Required work:
Copy all of the records below verbatim.

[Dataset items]

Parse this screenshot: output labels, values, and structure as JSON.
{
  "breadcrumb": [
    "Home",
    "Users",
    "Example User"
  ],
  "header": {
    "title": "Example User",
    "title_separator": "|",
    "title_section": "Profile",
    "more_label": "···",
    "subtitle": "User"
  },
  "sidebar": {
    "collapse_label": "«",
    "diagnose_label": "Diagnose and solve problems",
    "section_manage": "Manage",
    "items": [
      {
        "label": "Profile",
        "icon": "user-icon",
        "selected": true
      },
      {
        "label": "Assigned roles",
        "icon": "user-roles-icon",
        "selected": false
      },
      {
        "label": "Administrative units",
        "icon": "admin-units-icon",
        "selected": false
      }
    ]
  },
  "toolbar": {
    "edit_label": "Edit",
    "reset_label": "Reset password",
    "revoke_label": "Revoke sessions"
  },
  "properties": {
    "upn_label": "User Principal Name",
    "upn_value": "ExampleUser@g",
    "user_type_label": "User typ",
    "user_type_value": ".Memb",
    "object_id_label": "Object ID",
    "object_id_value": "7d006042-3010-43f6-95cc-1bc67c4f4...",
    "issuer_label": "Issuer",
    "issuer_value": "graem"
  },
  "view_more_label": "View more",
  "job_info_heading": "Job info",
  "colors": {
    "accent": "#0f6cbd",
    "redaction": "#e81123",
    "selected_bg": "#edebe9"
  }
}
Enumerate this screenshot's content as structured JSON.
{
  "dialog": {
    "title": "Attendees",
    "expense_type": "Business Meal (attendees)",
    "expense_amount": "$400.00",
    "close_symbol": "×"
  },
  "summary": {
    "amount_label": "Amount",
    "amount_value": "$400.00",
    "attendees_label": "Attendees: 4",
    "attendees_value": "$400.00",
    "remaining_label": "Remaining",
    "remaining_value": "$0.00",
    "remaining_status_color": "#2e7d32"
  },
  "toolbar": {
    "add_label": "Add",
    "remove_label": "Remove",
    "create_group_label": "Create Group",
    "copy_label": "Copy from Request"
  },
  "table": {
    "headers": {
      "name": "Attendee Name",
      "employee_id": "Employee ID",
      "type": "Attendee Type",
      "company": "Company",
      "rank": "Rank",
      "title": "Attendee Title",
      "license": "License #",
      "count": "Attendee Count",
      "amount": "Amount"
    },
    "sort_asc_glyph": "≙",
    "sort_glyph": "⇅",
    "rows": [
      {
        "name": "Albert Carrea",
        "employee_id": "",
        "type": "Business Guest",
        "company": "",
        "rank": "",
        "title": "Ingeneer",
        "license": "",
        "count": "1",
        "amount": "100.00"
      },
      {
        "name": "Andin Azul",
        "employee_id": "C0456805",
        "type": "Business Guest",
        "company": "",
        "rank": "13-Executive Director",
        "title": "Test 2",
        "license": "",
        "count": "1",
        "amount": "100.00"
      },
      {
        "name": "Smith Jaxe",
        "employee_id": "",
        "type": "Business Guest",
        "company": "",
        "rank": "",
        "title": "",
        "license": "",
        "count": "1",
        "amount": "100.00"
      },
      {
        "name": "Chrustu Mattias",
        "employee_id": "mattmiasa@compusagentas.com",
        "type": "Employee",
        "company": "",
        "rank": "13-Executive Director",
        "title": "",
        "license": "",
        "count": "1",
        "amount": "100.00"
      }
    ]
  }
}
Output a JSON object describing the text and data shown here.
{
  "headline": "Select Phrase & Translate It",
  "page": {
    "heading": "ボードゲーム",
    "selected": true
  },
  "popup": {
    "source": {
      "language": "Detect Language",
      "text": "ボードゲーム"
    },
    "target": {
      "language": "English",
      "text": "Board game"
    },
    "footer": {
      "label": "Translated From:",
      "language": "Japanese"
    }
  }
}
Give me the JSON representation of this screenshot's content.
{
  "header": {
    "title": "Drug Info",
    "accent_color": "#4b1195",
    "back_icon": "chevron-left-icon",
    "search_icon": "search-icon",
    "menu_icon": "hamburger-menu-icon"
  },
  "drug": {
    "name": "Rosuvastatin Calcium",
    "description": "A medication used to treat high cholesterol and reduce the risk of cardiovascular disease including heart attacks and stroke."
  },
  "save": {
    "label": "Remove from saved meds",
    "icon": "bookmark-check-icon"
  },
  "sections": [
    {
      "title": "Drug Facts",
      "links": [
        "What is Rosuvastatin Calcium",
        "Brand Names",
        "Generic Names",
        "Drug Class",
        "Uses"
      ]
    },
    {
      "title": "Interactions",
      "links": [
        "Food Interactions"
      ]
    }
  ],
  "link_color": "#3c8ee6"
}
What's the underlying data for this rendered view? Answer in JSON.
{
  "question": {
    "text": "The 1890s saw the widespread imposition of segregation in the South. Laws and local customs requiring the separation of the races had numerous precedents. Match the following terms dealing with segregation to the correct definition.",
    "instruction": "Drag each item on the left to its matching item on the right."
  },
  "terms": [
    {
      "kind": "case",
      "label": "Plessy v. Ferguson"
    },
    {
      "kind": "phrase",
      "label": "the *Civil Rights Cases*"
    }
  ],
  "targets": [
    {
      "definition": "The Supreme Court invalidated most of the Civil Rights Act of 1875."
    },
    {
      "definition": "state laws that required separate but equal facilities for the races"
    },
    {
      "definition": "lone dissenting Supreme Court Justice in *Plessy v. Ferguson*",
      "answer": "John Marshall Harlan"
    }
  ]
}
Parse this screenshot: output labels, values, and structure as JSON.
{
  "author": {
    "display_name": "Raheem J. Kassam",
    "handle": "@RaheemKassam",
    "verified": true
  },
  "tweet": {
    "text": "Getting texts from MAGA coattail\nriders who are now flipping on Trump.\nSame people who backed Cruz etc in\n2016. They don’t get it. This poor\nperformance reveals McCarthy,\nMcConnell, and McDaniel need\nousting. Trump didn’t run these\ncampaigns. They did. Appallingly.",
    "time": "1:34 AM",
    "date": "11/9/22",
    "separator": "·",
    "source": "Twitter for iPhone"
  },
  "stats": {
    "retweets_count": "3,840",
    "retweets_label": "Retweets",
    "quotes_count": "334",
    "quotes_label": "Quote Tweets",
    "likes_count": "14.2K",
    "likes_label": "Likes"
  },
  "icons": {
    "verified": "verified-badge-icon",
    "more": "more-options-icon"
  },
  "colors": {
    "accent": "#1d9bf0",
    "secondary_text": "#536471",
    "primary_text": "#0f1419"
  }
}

The reply:
Parse this screenshot: output labels, values, and structure as JSON.
{
  "breadcrumb": [
    "Home",
    "Users",
    "Example User"
  ],
  "header": {
    "title": "Example User",
    "title_separator": "|",
    "title_section": "Profile",
    "more_label": "···",
    "subtitle": "User"
  },
  "sidebar": {
    "collapse_label": "«",
    "diagnose_label": "Diagnose and solve problems",
    "section_manage": "Manage",
    "items": [
      {
        "label": "Profile",
        "icon": "user-icon",
        "selected": true
      },
      {
        "label": "Assigned roles",
        "icon": "user-roles-icon",
        "selected": false
      },
      {
        "label": "Administrative units",
        "icon": "admin-units-icon",
        "selected": false
      }
    ]
  },
  "toolbar": {
    "edit_label": "Edit",
    "reset_label": "Reset password",
    "revoke_label": "Revoke sessions"
  },
  "properties": {
    "upn_label": "User Principal Name",
    "upn_value": "ExampleUser@g",
    "user_type_label": "User typ",
    "user_type_value": ".Memb",
    "object_id_label": "Object ID",
    "object_id_value": "7d006042-3010-43f6-95cc-1bc67c4f4...",
    "issuer_label": "Issuer",
    "issuer_value": "graem"
  },
  "view_more_label": "View more",
  "job_info_heading": "Job info",
  "colors": {
    "accent": "#0f6cbd",
    "redaction": "#e81123",
    "selected_bg": "#edebe9"
  }
}
Enumerate this screenshot's content as structured JSON.
{
  "dialog": {
    "title": "Attendees",
    "expense_type": "Business Meal (attendees)",
    "expense_amount": "$400.00",
    "close_symbol": "×"
  },
  "summary": {
    "amount_label": "Amount",
    "amount_value": "$400.00",
    "attendees_label": "Attendees: 4",
    "attendees_value": "$400.00",
    "remaining_label": "Remaining",
    "remaining_value": "$0.00",
    "remaining_status_color": "#2e7d32"
  },
  "toolbar": {
    "add_label": "Add",
    "remove_label": "Remove",
    "create_group_label": "Create Group",
    "copy_label": "Copy from Request"
  },
  "table": {
    "headers": {
      "name": "Attendee Name",
      "employee_id": "Employee ID",
      "type": "Attendee Type",
      "company": "Company",
      "rank": "Rank",
      "title": "Attendee Title",
      "license": "License #",
      "count": "Attendee Count",
      "amount": "Amount"
    },
    "sort_asc_glyph": "≙",
    "sort_glyph": "⇅",
    "rows": [
      {
        "name": "Albert Carrea",
        "employee_id": "",
        "type": "Business Guest",
        "company": "",
        "rank": "",
        "title": "Ingeneer",
        "license": "",
        "count": "1",
        "amount": "100.00"
      },
      {
        "name": "Andin Azul",
        "employee_id": "C0456805",
        "type": "Business Guest",
        "company": "",
        "rank": "13-Executive Director",
        "title": "Test 2",
        "license": "",
        "count": "1",
        "amount": "100.00"
      },
      {
        "name": "Smith Jaxe",
        "employee_id": "",
        "type": "Business Guest",
        "company": "",
        "rank": "",
        "title": "",
        "license": "",
        "count": "1",
        "amount": "100.00"
      },
      {
        "name": "Chrustu Mattias",
        "employee_id": "mattmiasa@compusagentas.com",
        "type": "Employee",
        "company": "",
        "rank": "13-Executive Director",
        "title": "",
        "license": "",
        "count": "1",
        "amount": "100.00"
      }
    ]
  }
}
Output a JSON object describing the text and data shown here.
{
  "headline": "Select Phrase & Translate It",
  "page": {
    "heading": "ボードゲーム",
    "selected": true
  },
  "popup": {
    "source": {
      "language": "Detect Language",
      "text": "ボードゲーム"
    },
    "target": {
      "language": "English",
      "text": "Board game"
    },
    "footer": {
      "label": "Translated From:",
      "language": "Japanese"
    }
  }
}
Give me the JSON representation of this screenshot's content.
{
  "header": {
    "title": "Drug Info",
    "accent_color": "#4b1195",
    "back_icon": "chevron-left-icon",
    "search_icon": "search-icon",
    "menu_icon": "hamburger-menu-icon"
  },
  "drug": {
    "name": "Rosuvastatin Calcium",
    "description": "A medication used to treat high cholesterol and reduce the risk of cardiovascular disease including heart attacks and stroke."
  },
  "save": {
    "label": "Remove from saved meds",
    "icon": "bookmark-check-icon"
  },
  "sections": [
    {
      "title": "Drug Facts",
      "links": [
        "What is Rosuvastatin Calcium",
        "Brand Names",
        "Generic Names",
        "Drug Class",
        "Uses"
      ]
    },
    {
      "title": "Interactions",
      "links": [
        "Food Interactions"
      ]
    }
  ],
  "link_color": "#3c8ee6"
}
What's the underlying data for this rendered view? Answer in JSON.
{
  "question": {
    "text": "The 1890s saw the widespread imposition of segregation in the South. Laws and local customs requiring the separation of the races had numerous precedents. Match the following terms dealing with segregation to the correct definition.",
    "instruction": "Drag each item on the left to its matching item on the right."
  },
  "terms": [
    {
      "kind": "case",
      "label": "Plessy v. Ferguson"
    },
    {
      "kind": "phrase",
      "label": "the *Civil Rights Cases*"
    }
  ],
  "targets": [
    {
      "definition": "The Supreme Court invalidated most of the Civil Rights Act of 1875."
    },
    {
      "definition": "state laws that required separate but equal facilities for the races"
    },
    {
      "definition": "lone dissenting Supreme Court Justice in *Plessy v. Ferguson*",
      "answer": "John Marshall Harlan"
    }
  ]
}
Parse this screenshot: output labels, values, and structure as JSON.
{
  "author": {
    "display_name": "Raheem J. Kassam",
    "handle": "@RaheemKassam",
    "verified": true
  },
  "tweet": {
    "text": "Getting texts from MAGA coattail\nriders who are now flipping on Trump.\nSame people who backed Cruz etc in\n2016. They don’t get it. This poor\nperformance reveals McCarthy,\nMcConnell, and McDaniel need\nousting. Trump didn’t run these\ncampaigns. They did. Appallingly.",
    "time": "1:34 AM",
    "date": "11/9/22",
    "separator": "·",
    "source": "Twitter for iPhone"
  },
  "stats": {
    "retweets_count": "3,840",
    "retweets_label": "Retweets",
    "quotes_count": "334",
    "quotes_label": "Quote Tweets",
    "likes_count": "14.2K",
    "likes_label": "Likes"
  },
  "icons": {
    "verified": "verified-badge-icon",
    "more": "more-options-icon"
  },
  "colors": {
    "accent": "#1d9bf0",
    "secondary_text": "#536471",
    "primary_text": "#0f1419"
  }
}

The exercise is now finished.